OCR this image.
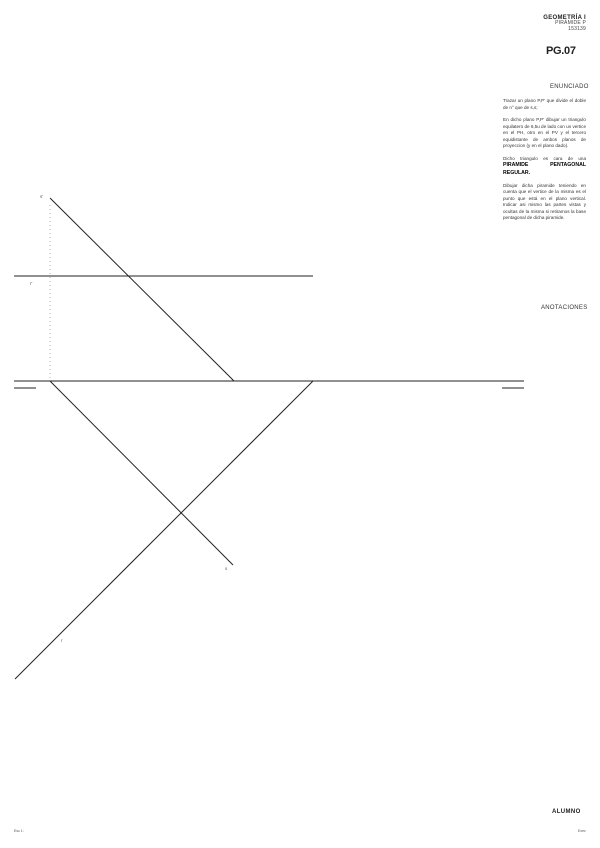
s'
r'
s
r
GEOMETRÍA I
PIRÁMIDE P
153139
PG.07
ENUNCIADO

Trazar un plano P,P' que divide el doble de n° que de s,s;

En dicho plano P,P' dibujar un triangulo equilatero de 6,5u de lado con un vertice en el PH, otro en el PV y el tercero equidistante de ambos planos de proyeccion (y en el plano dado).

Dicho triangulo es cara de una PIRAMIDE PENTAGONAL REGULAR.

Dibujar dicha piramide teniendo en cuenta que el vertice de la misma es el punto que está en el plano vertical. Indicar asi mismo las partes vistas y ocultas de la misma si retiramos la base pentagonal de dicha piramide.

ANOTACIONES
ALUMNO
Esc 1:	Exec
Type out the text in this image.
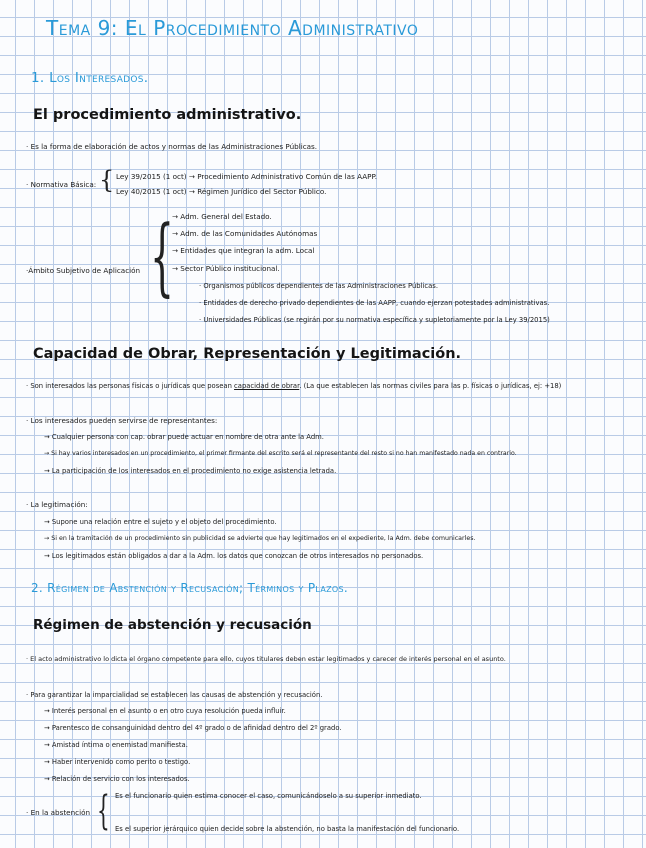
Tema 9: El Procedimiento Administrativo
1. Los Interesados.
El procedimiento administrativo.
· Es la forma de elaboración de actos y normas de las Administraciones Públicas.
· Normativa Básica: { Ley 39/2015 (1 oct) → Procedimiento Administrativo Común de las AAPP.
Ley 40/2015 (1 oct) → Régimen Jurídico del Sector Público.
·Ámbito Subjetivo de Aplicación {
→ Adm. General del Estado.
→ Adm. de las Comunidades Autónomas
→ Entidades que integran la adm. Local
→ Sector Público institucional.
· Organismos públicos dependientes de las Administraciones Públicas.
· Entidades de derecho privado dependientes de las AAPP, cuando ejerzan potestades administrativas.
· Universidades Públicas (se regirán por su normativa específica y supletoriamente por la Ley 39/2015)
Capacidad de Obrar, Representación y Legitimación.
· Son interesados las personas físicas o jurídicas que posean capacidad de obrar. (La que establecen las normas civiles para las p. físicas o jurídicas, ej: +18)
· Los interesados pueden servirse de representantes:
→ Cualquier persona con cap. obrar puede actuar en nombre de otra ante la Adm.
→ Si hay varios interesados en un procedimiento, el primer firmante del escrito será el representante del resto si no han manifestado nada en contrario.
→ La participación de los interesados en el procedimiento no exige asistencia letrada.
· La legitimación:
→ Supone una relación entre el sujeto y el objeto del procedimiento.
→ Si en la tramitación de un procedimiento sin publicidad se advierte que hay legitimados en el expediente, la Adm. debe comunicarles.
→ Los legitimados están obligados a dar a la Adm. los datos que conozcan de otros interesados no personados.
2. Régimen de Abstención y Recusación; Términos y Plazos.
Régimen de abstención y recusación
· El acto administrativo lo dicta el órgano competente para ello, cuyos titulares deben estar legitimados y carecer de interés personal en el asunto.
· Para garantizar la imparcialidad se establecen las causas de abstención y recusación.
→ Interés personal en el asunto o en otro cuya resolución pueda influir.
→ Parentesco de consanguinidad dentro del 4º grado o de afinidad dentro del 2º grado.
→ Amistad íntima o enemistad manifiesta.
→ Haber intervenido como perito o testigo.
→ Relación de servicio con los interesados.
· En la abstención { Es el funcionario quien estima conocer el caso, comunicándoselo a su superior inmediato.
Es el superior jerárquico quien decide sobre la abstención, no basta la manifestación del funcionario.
________________________________________
* **Exercise goal**
Transcribe the records verbatim and omit the images.

* **Exercise result**
OCR this image.
s'
r'
s
r
GEOMETRÍA I
PIRÁMIDE P
153139
PG.07
ENUNCIADO

Trazar un plano P,P' que divide el doble de n° que de s,s;

En dicho plano P,P' dibujar un triangulo equilatero de 6,5u de lado con un vertice en el PH, otro en el PV y el tercero equidistante de ambos planos de proyeccion (y en el plano dado).

Dicho triangulo es cara de una PIRAMIDE PENTAGONAL REGULAR.

Dibujar dicha piramide teniendo en cuenta que el vertice de la misma es el punto que está en el plano vertical. Indicar asi mismo las partes vistas y ocultas de la misma si retiramos la base pentagonal de dicha piramide.

ANOTACIONES
ALUMNO
Esc 1:	Exec
Type out the text in this image.
Tema 9: El Procedimiento Administrativo
1. Los Interesados.
El procedimiento administrativo.
· Es la forma de elaboración de actos y normas de las Administraciones Públicas.
· Normativa Básica: { Ley 39/2015 (1 oct) → Procedimiento Administrativo Común de las AAPP.
Ley 40/2015 (1 oct) → Régimen Jurídico del Sector Público.
·Ámbito Subjetivo de Aplicación {
→ Adm. General del Estado.
→ Adm. de las Comunidades Autónomas
→ Entidades que integran la adm. Local
→ Sector Público institucional.
· Organismos públicos dependientes de las Administraciones Públicas.
· Entidades de derecho privado dependientes de las AAPP, cuando ejerzan potestades administrativas.
· Universidades Públicas (se regirán por su normativa específica y supletoriamente por la Ley 39/2015)
Capacidad de Obrar, Representación y Legitimación.
· Son interesados las personas físicas o jurídicas que posean capacidad de obrar. (La que establecen las normas civiles para las p. físicas o jurídicas, ej: +18)
· Los interesados pueden servirse de representantes:
→ Cualquier persona con cap. obrar puede actuar en nombre de otra ante la Adm.
→ Si hay varios interesados en un procedimiento, el primer firmante del escrito será el representante del resto si no han manifestado nada en contrario.
→ La participación de los interesados en el procedimiento no exige asistencia letrada.
· La legitimación:
→ Supone una relación entre el sujeto y el objeto del procedimiento.
→ Si en la tramitación de un procedimiento sin publicidad se advierte que hay legitimados en el expediente, la Adm. debe comunicarles.
→ Los legitimados están obligados a dar a la Adm. los datos que conozcan de otros interesados no personados.
2. Régimen de Abstención y Recusación; Términos y Plazos.
Régimen de abstención y recusación
· El acto administrativo lo dicta el órgano competente para ello, cuyos titulares deben estar legitimados y carecer de interés personal en el asunto.
· Para garantizar la imparcialidad se establecen las causas de abstención y recusación.
→ Interés personal en el asunto o en otro cuya resolución pueda influir.
→ Parentesco de consanguinidad dentro del 4º grado o de afinidad dentro del 2º grado.
→ Amistad íntima o enemistad manifiesta.
→ Haber intervenido como perito o testigo.
→ Relación de servicio con los interesados.
· En la abstención { Es el funcionario quien estima conocer el caso, comunicándoselo a su superior inmediato.
Es el superior jerárquico quien decide sobre la abstención, no basta la manifestación del funcionario.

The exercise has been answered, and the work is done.